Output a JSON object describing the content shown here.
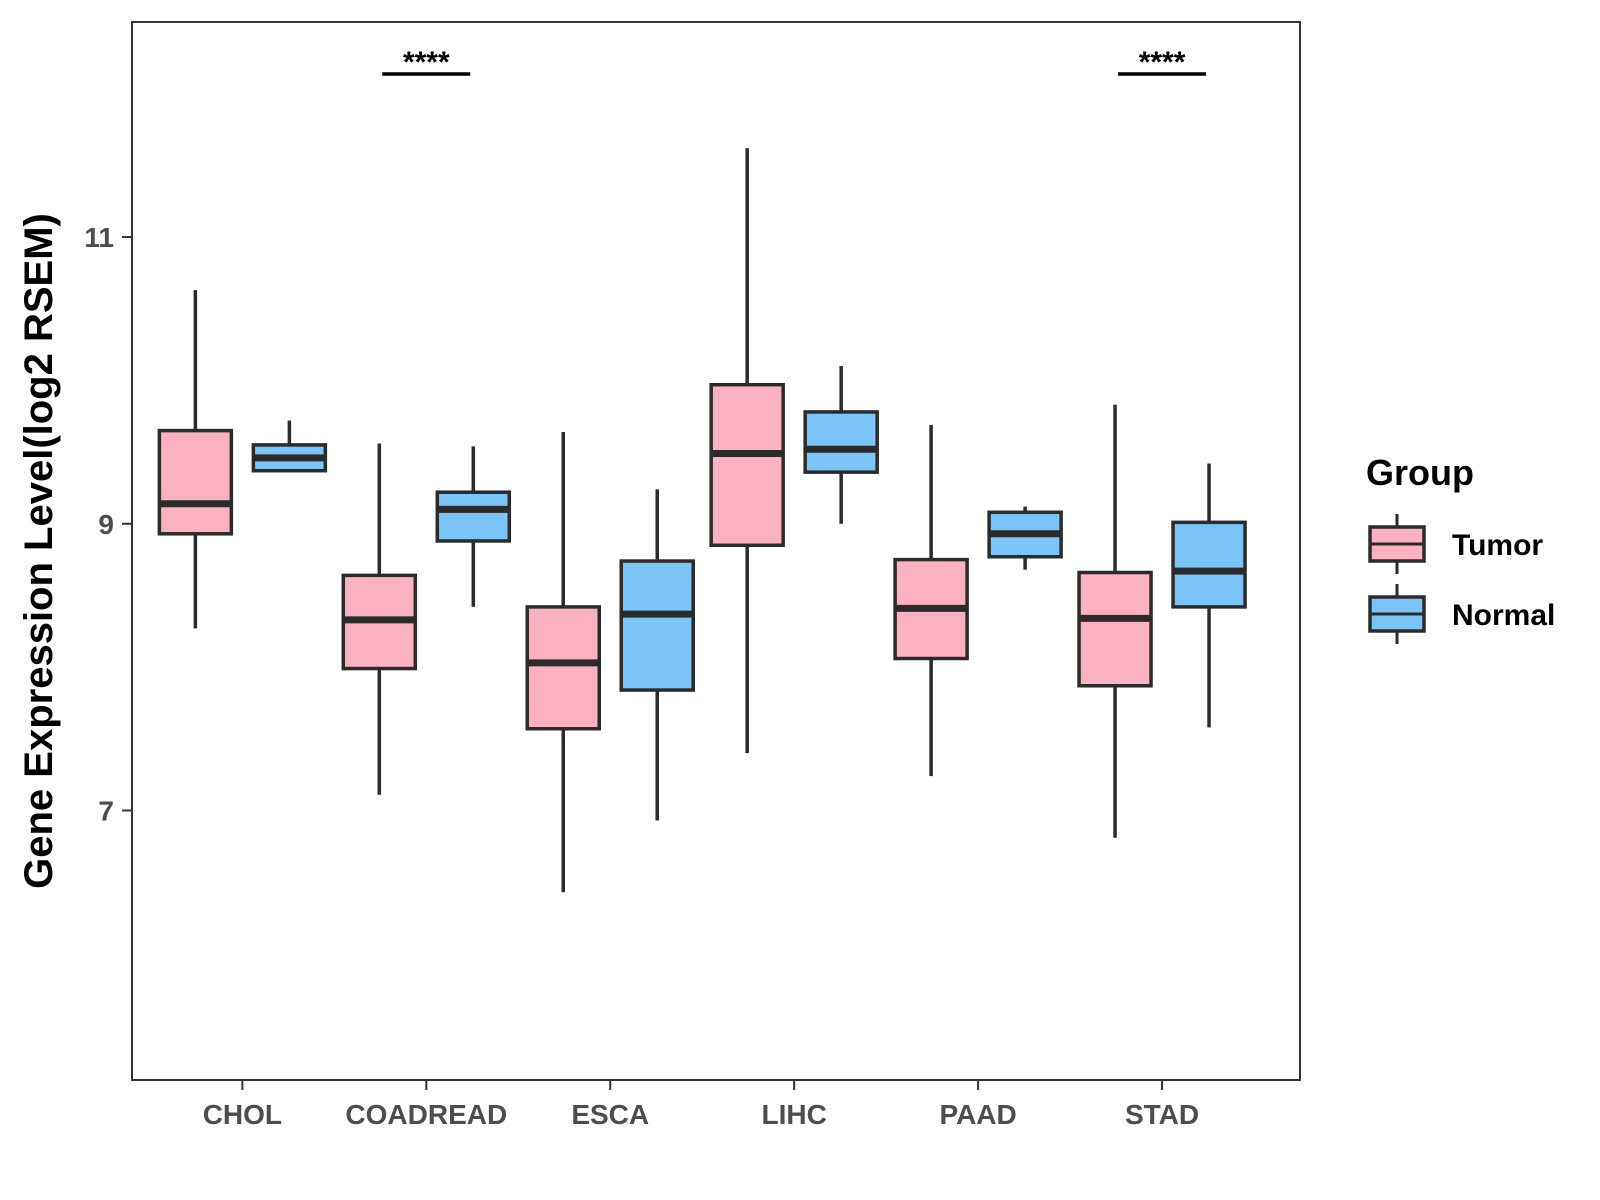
{
  "chart_data": {
    "type": "boxplot",
    "title": "",
    "xlabel": "",
    "ylabel": "Gene Expression Level(log2 RSEM)",
    "ylim": [
      5.12,
      12.5
    ],
    "y_ticks": [
      7,
      9,
      11
    ],
    "y_tick_labels": [
      "7",
      "9",
      "11"
    ],
    "categories": [
      "CHOL",
      "COADREAD",
      "ESCA",
      "LIHC",
      "PAAD",
      "STAD"
    ],
    "legend": {
      "title": "Group",
      "position": "right",
      "entries": [
        "Tumor",
        "Normal"
      ]
    },
    "series": [
      {
        "name": "Tumor",
        "color": "#fbb1c2",
        "boxes": [
          {
            "min": 8.27,
            "q1": 8.93,
            "median": 9.14,
            "q3": 9.65,
            "max": 10.63
          },
          {
            "min": 7.11,
            "q1": 7.99,
            "median": 8.33,
            "q3": 8.64,
            "max": 9.56
          },
          {
            "min": 6.43,
            "q1": 7.57,
            "median": 8.03,
            "q3": 8.42,
            "max": 9.64
          },
          {
            "min": 7.4,
            "q1": 8.85,
            "median": 9.49,
            "q3": 9.97,
            "max": 11.62
          },
          {
            "min": 7.24,
            "q1": 8.06,
            "median": 8.41,
            "q3": 8.75,
            "max": 9.69
          },
          {
            "min": 6.81,
            "q1": 7.87,
            "median": 8.34,
            "q3": 8.66,
            "max": 9.83
          }
        ]
      },
      {
        "name": "Normal",
        "color": "#7ac4f8",
        "boxes": [
          {
            "min": 9.37,
            "q1": 9.37,
            "median": 9.46,
            "q3": 9.55,
            "max": 9.72
          },
          {
            "min": 8.42,
            "q1": 8.88,
            "median": 9.1,
            "q3": 9.22,
            "max": 9.54
          },
          {
            "min": 6.93,
            "q1": 7.84,
            "median": 8.37,
            "q3": 8.74,
            "max": 9.24
          },
          {
            "min": 9.0,
            "q1": 9.36,
            "median": 9.52,
            "q3": 9.78,
            "max": 10.1
          },
          {
            "min": 8.68,
            "q1": 8.77,
            "median": 8.93,
            "q3": 9.08,
            "max": 9.12
          },
          {
            "min": 7.58,
            "q1": 8.42,
            "median": 8.67,
            "q3": 9.01,
            "max": 9.42
          }
        ]
      }
    ],
    "annotations": [
      {
        "category": "COADREAD",
        "label": "****"
      },
      {
        "category": "STAD",
        "label": "****"
      }
    ]
  }
}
━━━━
> What is expected: Type out the data above once more, exactly, with no images included.

> Answer section:
Output a JSON object describing the content shown here.
{
  "chart_data": {
    "type": "boxplot",
    "title": "",
    "xlabel": "",
    "ylabel": "Gene Expression Level(log2 RSEM)",
    "ylim": [
      5.12,
      12.5
    ],
    "y_ticks": [
      7,
      9,
      11
    ],
    "y_tick_labels": [
      "7",
      "9",
      "11"
    ],
    "categories": [
      "CHOL",
      "COADREAD",
      "ESCA",
      "LIHC",
      "PAAD",
      "STAD"
    ],
    "legend": {
      "title": "Group",
      "position": "right",
      "entries": [
        "Tumor",
        "Normal"
      ]
    },
    "series": [
      {
        "name": "Tumor",
        "color": "#fbb1c2",
        "boxes": [
          {
            "min": 8.27,
            "q1": 8.93,
            "median": 9.14,
            "q3": 9.65,
            "max": 10.63
          },
          {
            "min": 7.11,
            "q1": 7.99,
            "median": 8.33,
            "q3": 8.64,
            "max": 9.56
          },
          {
            "min": 6.43,
            "q1": 7.57,
            "median": 8.03,
            "q3": 8.42,
            "max": 9.64
          },
          {
            "min": 7.4,
            "q1": 8.85,
            "median": 9.49,
            "q3": 9.97,
            "max": 11.62
          },
          {
            "min": 7.24,
            "q1": 8.06,
            "median": 8.41,
            "q3": 8.75,
            "max": 9.69
          },
          {
            "min": 6.81,
            "q1": 7.87,
            "median": 8.34,
            "q3": 8.66,
            "max": 9.83
          }
        ]
      },
      {
        "name": "Normal",
        "color": "#7ac4f8",
        "boxes": [
          {
            "min": 9.37,
            "q1": 9.37,
            "median": 9.46,
            "q3": 9.55,
            "max": 9.72
          },
          {
            "min": 8.42,
            "q1": 8.88,
            "median": 9.1,
            "q3": 9.22,
            "max": 9.54
          },
          {
            "min": 6.93,
            "q1": 7.84,
            "median": 8.37,
            "q3": 8.74,
            "max": 9.24
          },
          {
            "min": 9.0,
            "q1": 9.36,
            "median": 9.52,
            "q3": 9.78,
            "max": 10.1
          },
          {
            "min": 8.68,
            "q1": 8.77,
            "median": 8.93,
            "q3": 9.08,
            "max": 9.12
          },
          {
            "min": 7.58,
            "q1": 8.42,
            "median": 8.67,
            "q3": 9.01,
            "max": 9.42
          }
        ]
      }
    ],
    "annotations": [
      {
        "category": "COADREAD",
        "label": "****"
      },
      {
        "category": "STAD",
        "label": "****"
      }
    ]
  }
}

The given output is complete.